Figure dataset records
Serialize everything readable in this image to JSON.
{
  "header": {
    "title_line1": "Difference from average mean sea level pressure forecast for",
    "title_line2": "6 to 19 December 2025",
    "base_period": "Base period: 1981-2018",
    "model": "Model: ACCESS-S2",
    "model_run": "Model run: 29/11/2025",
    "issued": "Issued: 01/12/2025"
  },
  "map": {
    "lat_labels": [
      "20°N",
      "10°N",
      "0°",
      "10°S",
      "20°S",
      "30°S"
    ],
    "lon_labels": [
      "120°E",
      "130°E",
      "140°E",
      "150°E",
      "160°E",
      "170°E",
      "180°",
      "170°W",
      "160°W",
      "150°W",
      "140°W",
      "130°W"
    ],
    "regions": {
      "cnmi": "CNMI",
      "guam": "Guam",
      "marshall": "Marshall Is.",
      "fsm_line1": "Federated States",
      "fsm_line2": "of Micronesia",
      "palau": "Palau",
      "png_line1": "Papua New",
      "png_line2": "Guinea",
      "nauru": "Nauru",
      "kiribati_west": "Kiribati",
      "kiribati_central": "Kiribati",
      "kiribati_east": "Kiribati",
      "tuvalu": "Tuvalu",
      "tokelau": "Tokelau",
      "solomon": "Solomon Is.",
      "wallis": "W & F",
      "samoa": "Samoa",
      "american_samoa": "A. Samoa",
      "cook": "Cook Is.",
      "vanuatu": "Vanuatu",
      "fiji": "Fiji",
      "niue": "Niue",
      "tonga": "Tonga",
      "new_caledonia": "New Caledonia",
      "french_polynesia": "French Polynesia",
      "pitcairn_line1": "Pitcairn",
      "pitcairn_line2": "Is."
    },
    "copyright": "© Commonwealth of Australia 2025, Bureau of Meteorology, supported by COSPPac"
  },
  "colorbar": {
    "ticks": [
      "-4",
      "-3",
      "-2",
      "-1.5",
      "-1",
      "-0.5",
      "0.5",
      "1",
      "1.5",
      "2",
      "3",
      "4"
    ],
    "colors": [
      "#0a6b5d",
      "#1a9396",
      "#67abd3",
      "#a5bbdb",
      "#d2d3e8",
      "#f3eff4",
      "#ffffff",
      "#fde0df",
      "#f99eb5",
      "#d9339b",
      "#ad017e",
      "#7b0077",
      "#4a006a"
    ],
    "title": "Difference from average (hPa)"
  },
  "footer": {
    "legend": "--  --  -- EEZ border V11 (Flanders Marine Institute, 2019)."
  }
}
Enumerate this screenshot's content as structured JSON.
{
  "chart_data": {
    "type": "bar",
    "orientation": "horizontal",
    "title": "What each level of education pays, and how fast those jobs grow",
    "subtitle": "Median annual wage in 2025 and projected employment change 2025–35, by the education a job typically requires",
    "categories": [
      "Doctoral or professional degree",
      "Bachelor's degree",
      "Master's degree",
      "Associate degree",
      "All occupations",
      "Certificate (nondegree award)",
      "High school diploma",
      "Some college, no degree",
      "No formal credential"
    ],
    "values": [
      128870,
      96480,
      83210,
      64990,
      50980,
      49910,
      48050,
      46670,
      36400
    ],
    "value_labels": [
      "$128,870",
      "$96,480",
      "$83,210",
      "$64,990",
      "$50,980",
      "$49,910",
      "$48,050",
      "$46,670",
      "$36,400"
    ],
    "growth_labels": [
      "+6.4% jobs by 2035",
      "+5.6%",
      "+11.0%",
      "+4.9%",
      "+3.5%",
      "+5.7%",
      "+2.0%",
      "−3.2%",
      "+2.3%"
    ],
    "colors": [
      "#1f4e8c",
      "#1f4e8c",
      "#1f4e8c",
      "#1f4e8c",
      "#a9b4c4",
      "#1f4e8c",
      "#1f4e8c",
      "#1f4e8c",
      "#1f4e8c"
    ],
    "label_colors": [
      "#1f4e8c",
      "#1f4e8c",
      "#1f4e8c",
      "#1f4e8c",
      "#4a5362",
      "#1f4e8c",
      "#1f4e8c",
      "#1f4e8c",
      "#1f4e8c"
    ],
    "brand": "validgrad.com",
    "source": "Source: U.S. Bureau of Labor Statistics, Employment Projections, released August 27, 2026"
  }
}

__The request__
The listing above should be transcribed in full, exactly as written.

__Solution to the problem__
Serialize everything readable in this image to JSON.
{
  "header": {
    "title_line1": "Difference from average mean sea level pressure forecast for",
    "title_line2": "6 to 19 December 2025",
    "base_period": "Base period: 1981-2018",
    "model": "Model: ACCESS-S2",
    "model_run": "Model run: 29/11/2025",
    "issued": "Issued: 01/12/2025"
  },
  "map": {
    "lat_labels": [
      "20°N",
      "10°N",
      "0°",
      "10°S",
      "20°S",
      "30°S"
    ],
    "lon_labels": [
      "120°E",
      "130°E",
      "140°E",
      "150°E",
      "160°E",
      "170°E",
      "180°",
      "170°W",
      "160°W",
      "150°W",
      "140°W",
      "130°W"
    ],
    "regions": {
      "cnmi": "CNMI",
      "guam": "Guam",
      "marshall": "Marshall Is.",
      "fsm_line1": "Federated States",
      "fsm_line2": "of Micronesia",
      "palau": "Palau",
      "png_line1": "Papua New",
      "png_line2": "Guinea",
      "nauru": "Nauru",
      "kiribati_west": "Kiribati",
      "kiribati_central": "Kiribati",
      "kiribati_east": "Kiribati",
      "tuvalu": "Tuvalu",
      "tokelau": "Tokelau",
      "solomon": "Solomon Is.",
      "wallis": "W & F",
      "samoa": "Samoa",
      "american_samoa": "A. Samoa",
      "cook": "Cook Is.",
      "vanuatu": "Vanuatu",
      "fiji": "Fiji",
      "niue": "Niue",
      "tonga": "Tonga",
      "new_caledonia": "New Caledonia",
      "french_polynesia": "French Polynesia",
      "pitcairn_line1": "Pitcairn",
      "pitcairn_line2": "Is."
    },
    "copyright": "© Commonwealth of Australia 2025, Bureau of Meteorology, supported by COSPPac"
  },
  "colorbar": {
    "ticks": [
      "-4",
      "-3",
      "-2",
      "-1.5",
      "-1",
      "-0.5",
      "0.5",
      "1",
      "1.5",
      "2",
      "3",
      "4"
    ],
    "colors": [
      "#0a6b5d",
      "#1a9396",
      "#67abd3",
      "#a5bbdb",
      "#d2d3e8",
      "#f3eff4",
      "#ffffff",
      "#fde0df",
      "#f99eb5",
      "#d9339b",
      "#ad017e",
      "#7b0077",
      "#4a006a"
    ],
    "title": "Difference from average (hPa)"
  },
  "footer": {
    "legend": "--  --  -- EEZ border V11 (Flanders Marine Institute, 2019)."
  }
}
Enumerate this screenshot's content as structured JSON.
{
  "chart_data": {
    "type": "bar",
    "orientation": "horizontal",
    "title": "What each level of education pays, and how fast those jobs grow",
    "subtitle": "Median annual wage in 2025 and projected employment change 2025–35, by the education a job typically requires",
    "categories": [
      "Doctoral or professional degree",
      "Bachelor's degree",
      "Master's degree",
      "Associate degree",
      "All occupations",
      "Certificate (nondegree award)",
      "High school diploma",
      "Some college, no degree",
      "No formal credential"
    ],
    "values": [
      128870,
      96480,
      83210,
      64990,
      50980,
      49910,
      48050,
      46670,
      36400
    ],
    "value_labels": [
      "$128,870",
      "$96,480",
      "$83,210",
      "$64,990",
      "$50,980",
      "$49,910",
      "$48,050",
      "$46,670",
      "$36,400"
    ],
    "growth_labels": [
      "+6.4% jobs by 2035",
      "+5.6%",
      "+11.0%",
      "+4.9%",
      "+3.5%",
      "+5.7%",
      "+2.0%",
      "−3.2%",
      "+2.3%"
    ],
    "colors": [
      "#1f4e8c",
      "#1f4e8c",
      "#1f4e8c",
      "#1f4e8c",
      "#a9b4c4",
      "#1f4e8c",
      "#1f4e8c",
      "#1f4e8c",
      "#1f4e8c"
    ],
    "label_colors": [
      "#1f4e8c",
      "#1f4e8c",
      "#1f4e8c",
      "#1f4e8c",
      "#4a5362",
      "#1f4e8c",
      "#1f4e8c",
      "#1f4e8c",
      "#1f4e8c"
    ],
    "brand": "validgrad.com",
    "source": "Source: U.S. Bureau of Labor Statistics, Employment Projections, released August 27, 2026"
  }
}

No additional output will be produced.